Stored entries
<<<<

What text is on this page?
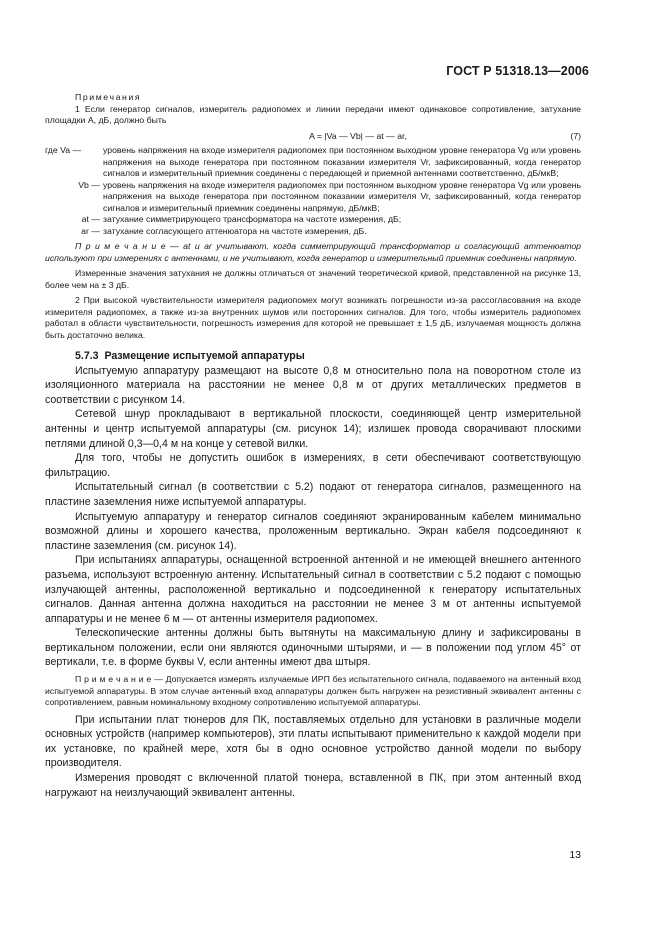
ГОСТ Р 51318.13—2006

Примечания

1 Если генератор сигналов, измеритель радиопомех и линии передачи имеют одинаковое сопротивление, затухание площадки A, дБ, должно быть

A = |Va — Vb| — at — ar,	(7)
где Va —	уровень напряжения на входе измерителя радиопомех при постоянном выходном уровне генератора Vg или уровень напряжения на выходе генератора при постоянном показании измерителя Vr, зафиксированный, когда генератор сигналов и измерительный приемник соединены с передающей и приемной антеннами соответственно, дБ/мкВ;
Vb — уровень напряжения на входе измерителя радиопомех при постоянном выходном уровне генератора Vg или уровень напряжения на выходе генератора при постоянном показании измерителя Vr, зафиксированный, когда генератор сигналов и измерительный приемник соединены напрямую, дБ/мкВ;
at — затухание симметрирующего трансформатора на частоте измерения, дБ;
ar — затухание согласующего аттенюатора на частоте измерения, дБ.

П р и м е ч а н и е — at и ar учитывают, когда симметрирующий трансформатор и согласующий аттенюатор используют при измерениях с антеннами, и не учитывают, когда генератор и измерительный приемник соединены напрямую.

Измеренные значения затухания не должны отличаться от значений теоретической кривой, представленной на рисунке 13, более чем на ± 3 дБ.

2 При высокой чувствительности измерителя радиопомех могут возникать погрешности из-за рассогласования на входе измерителя радиопомех, а также из-за внутренних шумов или посторонних сигналов. Для того, чтобы измеритель радиопомех работал в области чувствительности, погрешность измерения для которой не превышает ± 1,5 дБ, излучаемая мощность должна быть достаточно велика.

5.7.3 Размещение испытуемой аппаратуры

Испытуемую аппаратуру размещают на высоте 0,8 м относительно пола на поворотном столе из изоляционного материала на расстоянии не менее 0,8 м от других металлических предметов в соответствии с рисунком 14.

Сетевой шнур прокладывают в вертикальной плоскости, соединяющей центр измерительной антенны и центр испытуемой аппаратуры (см. рисунок 14); излишек провода сворачивают плоскими петлями длиной 0,3—0,4 м на конце у сетевой вилки.

Для того, чтобы не допустить ошибок в измерениях, в сети обеспечивают соответствующую фильтрацию.

Испытательный сигнал (в соответствии с 5.2) подают от генератора сигналов, размещенного на пластине заземления ниже испытуемой аппаратуры.

Испытуемую аппаратуру и генератор сигналов соединяют экранированным кабелем минимально возможной длины и хорошего качества, проложенным вертикально. Экран кабеля подсоединяют к пластине заземления (см. рисунок 14).

При испытаниях аппаратуры, оснащенной встроенной антенной и не имеющей внешнего антенного разъема, используют встроенную антенну. Испытательный сигнал в соответствии с 5.2 подают с помощью излучающей антенны, расположенной вертикально и подсоединенной к генератору испытательных сигналов. Данная антенна должна находиться на расстоянии не менее 3 м от антенны испытуемой аппаратуры и не менее 6 м — от антенны измерителя радиопомех.

Телескопические антенны должны быть вытянуты на максимальную длину и зафиксированы в вертикальном положении, если они являются одиночными штырями, и — в положении под углом 45° от вертикали, т.е. в форме буквы V, если антенны имеют два штыря.

П р и м е ч а н и е — Допускается измерять излучаемые ИРП без испытательного сигнала, подаваемого на антенный вход испытуемой аппаратуры. В этом случае антенный вход аппаратуры должен быть нагружен на резистивный эквивалент антенны с сопротивлением, равным номинальному входному сопротивлению испытуемой аппаратуры.

При испытании плат тюнеров для ПК, поставляемых отдельно для установки в различные модели основных устройств (например компьютеров), эти платы испытывают применительно к каждой модели при их установке, по крайней мере, хотя бы в одно основное устройство данной модели по выбору производителя.

Измерения проводят с включенной платой тюнера, вставленной в ПК, при этом антенный вход нагружают на неизлучающий эквивалент антенны.

13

>>>>

### Exercise task
Write out the whole listing exactly, and drop the pictures.

### Exercise result
What text is on this page?
ГОСТ Р 51318.13—2006

Примечания

1 Если генератор сигналов, измеритель радиопомех и линии передачи имеют одинаковое сопротивление, затухание площадки A, дБ, должно быть

A = |Va — Vb| — at — ar,	(7)
где Va —	уровень напряжения на входе измерителя радиопомех при постоянном выходном уровне генератора Vg или уровень напряжения на выходе генератора при постоянном показании измерителя Vr, зафиксированный, когда генератор сигналов и измерительный приемник соединены с передающей и приемной антеннами соответственно, дБ/мкВ;
Vb — уровень напряжения на входе измерителя радиопомех при постоянном выходном уровне генератора Vg или уровень напряжения на выходе генератора при постоянном показании измерителя Vr, зафиксированный, когда генератор сигналов и измерительный приемник соединены напрямую, дБ/мкВ;
at — затухание симметрирующего трансформатора на частоте измерения, дБ;
ar — затухание согласующего аттенюатора на частоте измерения, дБ.

П р и м е ч а н и е — at и ar учитывают, когда симметрирующий трансформатор и согласующий аттенюатор используют при измерениях с антеннами, и не учитывают, когда генератор и измерительный приемник соединены напрямую.

Измеренные значения затухания не должны отличаться от значений теоретической кривой, представленной на рисунке 13, более чем на ± 3 дБ.

2 При высокой чувствительности измерителя радиопомех могут возникать погрешности из-за рассогласования на входе измерителя радиопомех, а также из-за внутренних шумов или посторонних сигналов. Для того, чтобы измеритель радиопомех работал в области чувствительности, погрешность измерения для которой не превышает ± 1,5 дБ, излучаемая мощность должна быть достаточно велика.

5.7.3 Размещение испытуемой аппаратуры

Испытуемую аппаратуру размещают на высоте 0,8 м относительно пола на поворотном столе из изоляционного материала на расстоянии не менее 0,8 м от других металлических предметов в соответствии с рисунком 14.

Сетевой шнур прокладывают в вертикальной плоскости, соединяющей центр измерительной антенны и центр испытуемой аппаратуры (см. рисунок 14); излишек провода сворачивают плоскими петлями длиной 0,3—0,4 м на конце у сетевой вилки.

Для того, чтобы не допустить ошибок в измерениях, в сети обеспечивают соответствующую фильтрацию.

Испытательный сигнал (в соответствии с 5.2) подают от генератора сигналов, размещенного на пластине заземления ниже испытуемой аппаратуры.

Испытуемую аппаратуру и генератор сигналов соединяют экранированным кабелем минимально возможной длины и хорошего качества, проложенным вертикально. Экран кабеля подсоединяют к пластине заземления (см. рисунок 14).

При испытаниях аппаратуры, оснащенной встроенной антенной и не имеющей внешнего антенного разъема, используют встроенную антенну. Испытательный сигнал в соответствии с 5.2 подают с помощью излучающей антенны, расположенной вертикально и подсоединенной к генератору испытательных сигналов. Данная антенна должна находиться на расстоянии не менее 3 м от антенны испытуемой аппаратуры и не менее 6 м — от антенны измерителя радиопомех.

Телескопические антенны должны быть вытянуты на максимальную длину и зафиксированы в вертикальном положении, если они являются одиночными штырями, и — в положении под углом 45° от вертикали, т.е. в форме буквы V, если антенны имеют два штыря.

П р и м е ч а н и е — Допускается измерять излучаемые ИРП без испытательного сигнала, подаваемого на антенный вход испытуемой аппаратуры. В этом случае антенный вход аппаратуры должен быть нагружен на резистивный эквивалент антенны с сопротивлением, равным номинальному входному сопротивлению испытуемой аппаратуры.

При испытании плат тюнеров для ПК, поставляемых отдельно для установки в различные модели основных устройств (например компьютеров), эти платы испытывают применительно к каждой модели при их установке, по крайней мере, хотя бы в одно основное устройство данной модели по выбору производителя.

Измерения проводят с включенной платой тюнера, вставленной в ПК, при этом антенный вход нагружают на неизлучающий эквивалент антенны.

13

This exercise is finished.